- [Supplied information]
## start

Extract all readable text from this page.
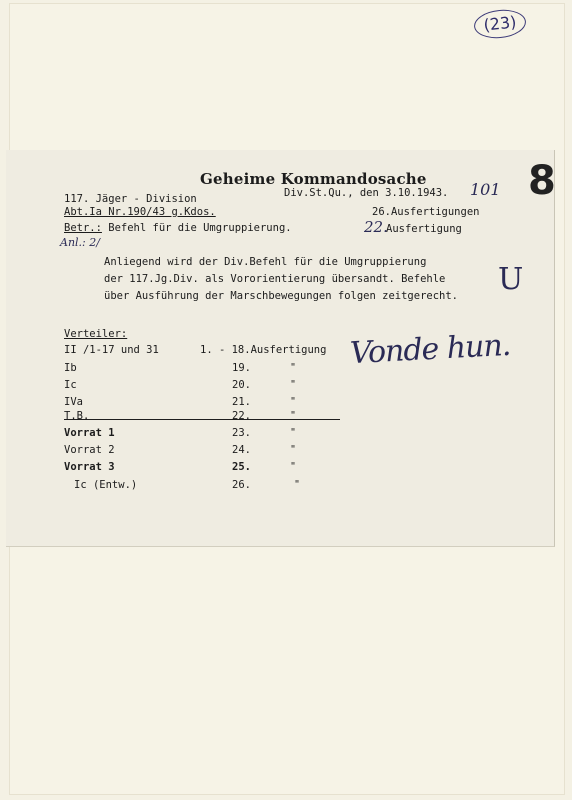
(23)
8
Geheime Kommandosache
117. Jäger - Division	Div.St.Qu., den 3.10.1943. 101
Abt.Ia Nr.190/43 g.Kdos.	26.Ausfertigungen
Betr.: Befehl für die Umgruppierung.	22.
Ausfertigung
Anl.: 2/
Anliegend wird der Div.Befehl für die Umgruppierung
der 117.Jg.Div. als Vororientierung übersandt. Befehle
über Ausführung der Marschbewegungen folgen zeitgerecht. U
Verteiler:
II /1-17 und 31	1. - 18.Ausfertigung
Ib	19.	"
Ic	20.	"
IVa	21.	"
T.B.	22.	"
Vorrat 1	23.	"
Vorrat 2	24.	"
Vorrat 3	25.	"
Ic (Entw.)	26.	"
Vonde hun.
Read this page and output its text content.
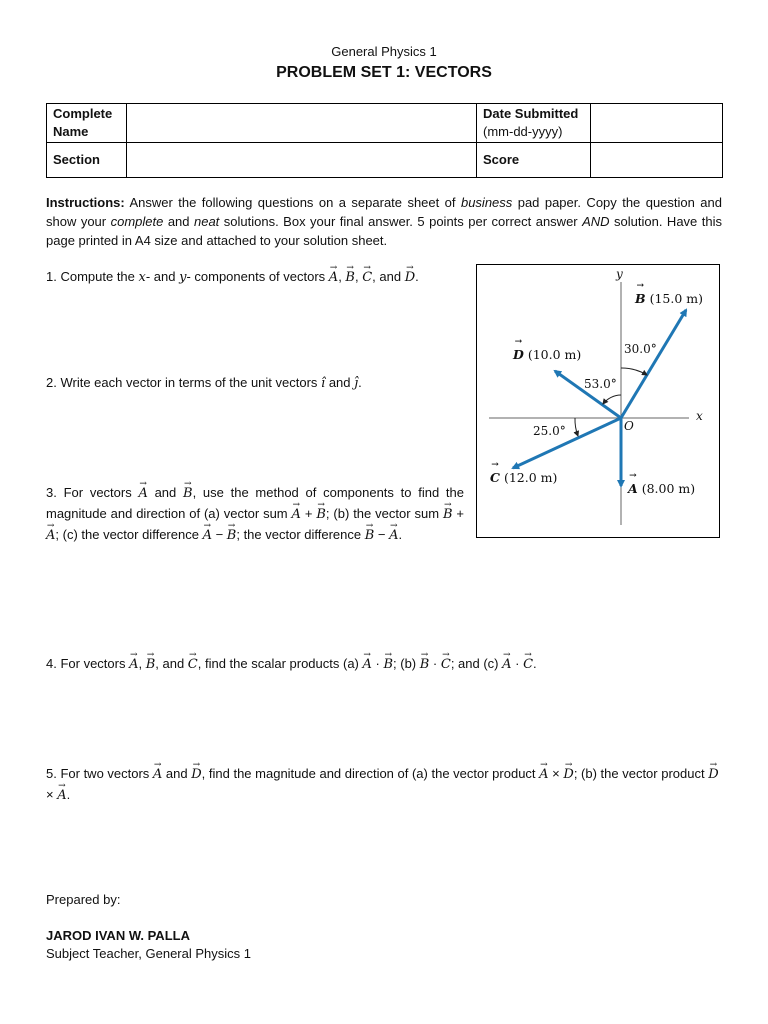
General Physics 1
PROBLEM SET 1: VECTORS
Complete
Name		Date Submitted
(mm-dd-yyyy)	
Section		Score	
Instructions: Answer the following questions on a separate sheet of business pad paper. Copy the question and show your complete and neat solutions. Box your final answer. 5 points per correct answer AND solution. Have this page printed in A4 size and attached to your solution sheet.
1. Compute the x- and y- components of vectors → A, → B, → C, and → D.
2. Write each vector in terms of the unit vectors î and ĵ.
3. For vectors → A and → B, use the method of components to find the magnitude and direction of (a) vector sum → A + → B; (b) the vector sum → B + → A; (c) the vector difference → A − → B; the vector difference → B − → A.
4. For vectors → A, → B, and → C, find the scalar products (a) → A · → B; (b) → B · → C; and (c) → A · → C.
5. For two vectors → A and → D, find the magnitude and direction of (a) the vector product → A × → D; (b) the vector product → D × → A.
y
x
O
→ B (15.0 m)
→ D (10.0 m)
→ C (12.0 m)
→ A (8.00 m)
30.0°
53.0°
25.0°
Prepared by:
JAROD IVAN W. PALLA
Subject Teacher, General Physics 1
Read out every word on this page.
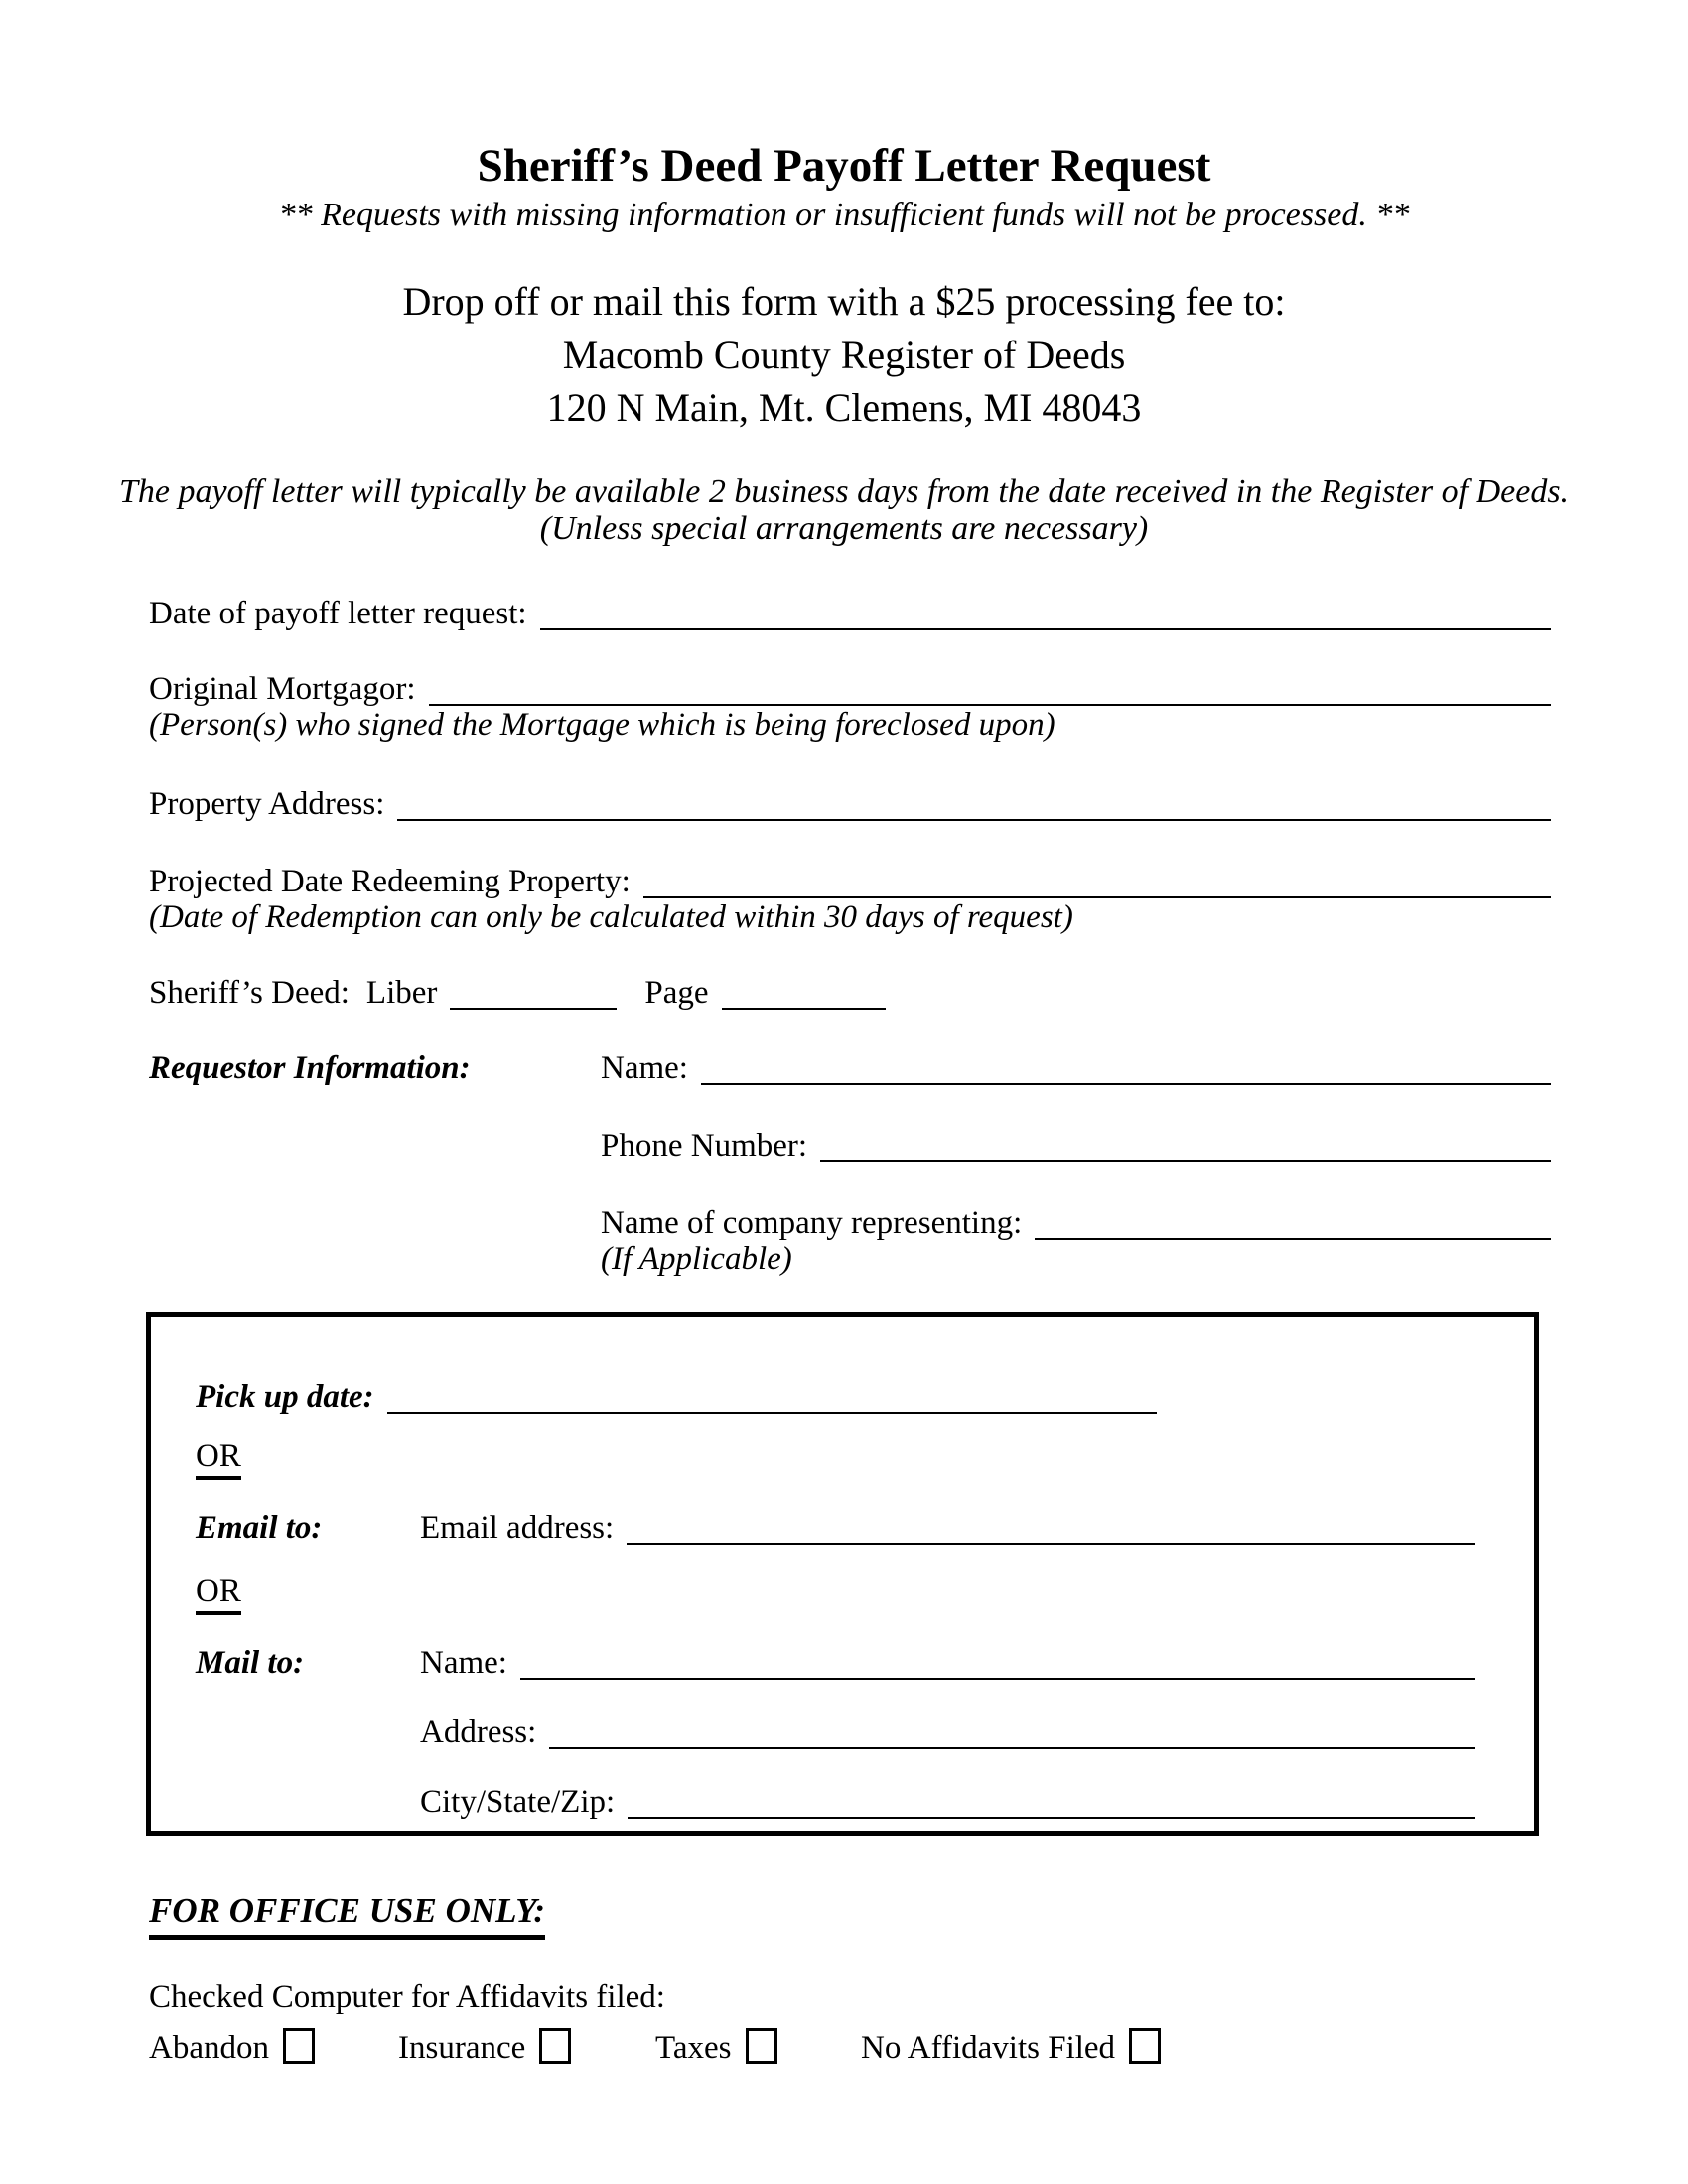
Sheriff’s Deed Payoff Letter Request
** Requests with missing information or insufficient funds will not be processed. **
Drop off or mail this form with a $25 processing fee to:
Macomb County Register of Deeds
120 N Main, Mt. Clemens, MI 48043
The payoff letter will typically be available 2 business days from the date received in the Register of Deeds.
(Unless special arrangements are necessary)
Date of payoff letter request:
Original Mortgagor:
(Person(s) who signed the Mortgage which is being foreclosed upon)
Property Address:
Projected Date Redeeming Property:
(Date of Redemption can only be calculated within 30 days of request)
Sheriff’s Deed: Liber	Page
Requestor Information:	Name:
Phone Number:
Name of company representing:
(If Applicable)
Pick up date:
OR
Email to:	Email address:
OR
Mail to:	Name:
Address:
City/State/Zip:
FOR OFFICE USE ONLY:
Checked Computer for Affidavits filed:
Abandon	Insurance	Taxes	No Affidavits Filed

## end

- [Given problem] How many lines in the records hold the string "from"? Reply with the number alone.

- [Output for this task] 2